● PROBLEM REQUIREMENTS: Copy each line of the entries beneath that contains the word "Time".

(Figure data in JSON)

----------

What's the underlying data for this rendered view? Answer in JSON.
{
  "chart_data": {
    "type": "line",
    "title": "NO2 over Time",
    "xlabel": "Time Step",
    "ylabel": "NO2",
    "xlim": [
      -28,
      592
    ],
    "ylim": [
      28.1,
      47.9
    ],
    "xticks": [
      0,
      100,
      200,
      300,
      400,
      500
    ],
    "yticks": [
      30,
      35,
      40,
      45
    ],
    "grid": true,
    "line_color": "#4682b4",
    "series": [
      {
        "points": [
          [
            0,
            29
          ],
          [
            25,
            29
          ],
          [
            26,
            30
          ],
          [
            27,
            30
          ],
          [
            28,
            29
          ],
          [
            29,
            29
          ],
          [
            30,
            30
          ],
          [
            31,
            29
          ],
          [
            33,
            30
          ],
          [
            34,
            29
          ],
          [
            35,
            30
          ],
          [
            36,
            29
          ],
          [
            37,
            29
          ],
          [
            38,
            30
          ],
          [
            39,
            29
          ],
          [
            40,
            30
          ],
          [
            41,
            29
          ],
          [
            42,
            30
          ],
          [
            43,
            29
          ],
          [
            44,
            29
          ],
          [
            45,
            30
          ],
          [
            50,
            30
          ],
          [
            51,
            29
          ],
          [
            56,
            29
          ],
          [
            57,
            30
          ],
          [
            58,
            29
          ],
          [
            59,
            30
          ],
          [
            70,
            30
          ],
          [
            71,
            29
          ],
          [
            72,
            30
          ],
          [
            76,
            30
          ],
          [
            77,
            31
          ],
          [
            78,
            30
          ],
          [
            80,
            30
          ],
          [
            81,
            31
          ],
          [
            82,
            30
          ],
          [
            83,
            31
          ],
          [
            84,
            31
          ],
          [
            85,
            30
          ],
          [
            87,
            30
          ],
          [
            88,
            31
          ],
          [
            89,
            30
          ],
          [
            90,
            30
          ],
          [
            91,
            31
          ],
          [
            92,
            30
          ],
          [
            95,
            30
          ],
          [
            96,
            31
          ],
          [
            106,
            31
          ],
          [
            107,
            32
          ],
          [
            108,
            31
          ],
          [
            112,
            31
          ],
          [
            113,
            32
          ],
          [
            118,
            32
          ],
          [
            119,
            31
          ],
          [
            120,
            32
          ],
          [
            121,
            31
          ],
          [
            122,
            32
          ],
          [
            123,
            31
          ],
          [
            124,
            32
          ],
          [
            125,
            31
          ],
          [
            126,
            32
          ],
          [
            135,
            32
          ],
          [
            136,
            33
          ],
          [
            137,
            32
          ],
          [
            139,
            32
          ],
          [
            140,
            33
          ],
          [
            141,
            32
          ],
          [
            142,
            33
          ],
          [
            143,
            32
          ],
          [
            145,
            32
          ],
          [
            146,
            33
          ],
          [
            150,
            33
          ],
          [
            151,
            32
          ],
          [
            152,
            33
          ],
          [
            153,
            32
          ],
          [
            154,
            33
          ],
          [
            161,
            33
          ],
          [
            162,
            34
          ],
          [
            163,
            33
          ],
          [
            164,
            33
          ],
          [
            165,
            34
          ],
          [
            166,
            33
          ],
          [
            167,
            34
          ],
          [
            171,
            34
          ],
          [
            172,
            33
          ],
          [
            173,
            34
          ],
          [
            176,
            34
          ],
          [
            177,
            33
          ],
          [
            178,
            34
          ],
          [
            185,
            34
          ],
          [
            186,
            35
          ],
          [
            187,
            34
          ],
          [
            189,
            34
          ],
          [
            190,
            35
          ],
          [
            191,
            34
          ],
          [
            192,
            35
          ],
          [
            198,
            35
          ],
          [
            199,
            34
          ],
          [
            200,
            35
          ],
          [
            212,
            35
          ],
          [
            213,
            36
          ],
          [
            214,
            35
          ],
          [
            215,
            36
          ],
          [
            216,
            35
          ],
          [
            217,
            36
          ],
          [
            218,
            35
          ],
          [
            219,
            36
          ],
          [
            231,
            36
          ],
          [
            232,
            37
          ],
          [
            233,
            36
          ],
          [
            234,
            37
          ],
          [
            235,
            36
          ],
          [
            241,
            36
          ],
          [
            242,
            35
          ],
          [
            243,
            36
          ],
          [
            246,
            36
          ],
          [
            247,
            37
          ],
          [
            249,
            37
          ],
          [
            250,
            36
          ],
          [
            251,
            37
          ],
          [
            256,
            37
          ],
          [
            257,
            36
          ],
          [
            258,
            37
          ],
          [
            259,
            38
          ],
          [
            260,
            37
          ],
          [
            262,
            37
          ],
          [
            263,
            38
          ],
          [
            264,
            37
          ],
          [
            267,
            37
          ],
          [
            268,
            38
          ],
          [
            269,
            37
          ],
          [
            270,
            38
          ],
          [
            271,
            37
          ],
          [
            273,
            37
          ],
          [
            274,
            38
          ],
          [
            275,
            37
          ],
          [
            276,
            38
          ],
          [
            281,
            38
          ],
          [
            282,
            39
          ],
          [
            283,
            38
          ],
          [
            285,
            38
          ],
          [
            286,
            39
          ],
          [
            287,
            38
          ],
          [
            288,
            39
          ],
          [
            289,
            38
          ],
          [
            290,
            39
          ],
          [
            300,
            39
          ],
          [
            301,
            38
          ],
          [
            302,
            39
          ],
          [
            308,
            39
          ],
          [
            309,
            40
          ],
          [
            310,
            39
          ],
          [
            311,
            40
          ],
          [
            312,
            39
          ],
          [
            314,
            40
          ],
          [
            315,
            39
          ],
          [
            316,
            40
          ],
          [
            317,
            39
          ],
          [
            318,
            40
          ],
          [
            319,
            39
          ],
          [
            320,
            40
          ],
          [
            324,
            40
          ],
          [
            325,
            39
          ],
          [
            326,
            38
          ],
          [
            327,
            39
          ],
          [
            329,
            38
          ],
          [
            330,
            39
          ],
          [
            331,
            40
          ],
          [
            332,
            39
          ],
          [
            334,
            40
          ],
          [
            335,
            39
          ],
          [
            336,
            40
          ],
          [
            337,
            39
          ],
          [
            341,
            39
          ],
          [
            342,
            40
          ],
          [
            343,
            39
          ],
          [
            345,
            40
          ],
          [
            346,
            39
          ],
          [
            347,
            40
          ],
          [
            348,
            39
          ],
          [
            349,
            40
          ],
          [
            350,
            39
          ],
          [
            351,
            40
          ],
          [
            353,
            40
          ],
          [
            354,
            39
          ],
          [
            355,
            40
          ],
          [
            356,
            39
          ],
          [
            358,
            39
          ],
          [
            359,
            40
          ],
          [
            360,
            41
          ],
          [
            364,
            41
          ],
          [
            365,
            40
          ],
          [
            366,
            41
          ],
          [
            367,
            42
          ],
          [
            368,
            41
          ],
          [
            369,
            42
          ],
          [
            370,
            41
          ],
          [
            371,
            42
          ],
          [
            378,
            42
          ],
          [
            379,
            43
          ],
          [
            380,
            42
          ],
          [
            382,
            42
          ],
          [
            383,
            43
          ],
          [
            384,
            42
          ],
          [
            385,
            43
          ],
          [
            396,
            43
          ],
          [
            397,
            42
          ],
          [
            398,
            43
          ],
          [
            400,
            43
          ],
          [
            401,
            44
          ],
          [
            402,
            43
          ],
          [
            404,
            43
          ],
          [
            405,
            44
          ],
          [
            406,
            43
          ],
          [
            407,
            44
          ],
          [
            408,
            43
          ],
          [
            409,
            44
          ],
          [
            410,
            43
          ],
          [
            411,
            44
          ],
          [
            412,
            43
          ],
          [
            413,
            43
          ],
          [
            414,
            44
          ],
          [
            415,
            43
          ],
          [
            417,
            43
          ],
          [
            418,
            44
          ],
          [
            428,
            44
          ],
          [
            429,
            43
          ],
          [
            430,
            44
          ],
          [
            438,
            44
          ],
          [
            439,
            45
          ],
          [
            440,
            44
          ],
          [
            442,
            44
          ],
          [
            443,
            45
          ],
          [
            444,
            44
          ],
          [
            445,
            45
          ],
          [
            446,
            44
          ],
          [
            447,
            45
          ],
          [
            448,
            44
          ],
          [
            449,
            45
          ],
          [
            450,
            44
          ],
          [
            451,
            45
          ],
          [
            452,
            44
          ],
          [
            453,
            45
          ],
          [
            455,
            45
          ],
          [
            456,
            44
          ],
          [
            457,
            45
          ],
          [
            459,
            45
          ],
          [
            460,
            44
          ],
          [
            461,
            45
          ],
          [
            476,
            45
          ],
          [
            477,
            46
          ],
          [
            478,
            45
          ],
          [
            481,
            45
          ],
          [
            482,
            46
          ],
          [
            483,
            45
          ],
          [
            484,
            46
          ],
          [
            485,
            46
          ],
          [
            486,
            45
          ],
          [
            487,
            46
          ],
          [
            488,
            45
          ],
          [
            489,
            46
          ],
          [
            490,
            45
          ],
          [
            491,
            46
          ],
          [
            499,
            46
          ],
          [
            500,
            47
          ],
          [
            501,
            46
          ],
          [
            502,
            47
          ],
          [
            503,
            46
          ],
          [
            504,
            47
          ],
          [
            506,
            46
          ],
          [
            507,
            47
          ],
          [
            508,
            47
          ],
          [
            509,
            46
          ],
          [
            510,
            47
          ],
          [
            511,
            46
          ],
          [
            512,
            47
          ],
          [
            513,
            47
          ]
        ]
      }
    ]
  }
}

----------

● SOLUTION FOR THIS TASK:
    "title": "NO2 over Time",
    "xlabel": "Time Step",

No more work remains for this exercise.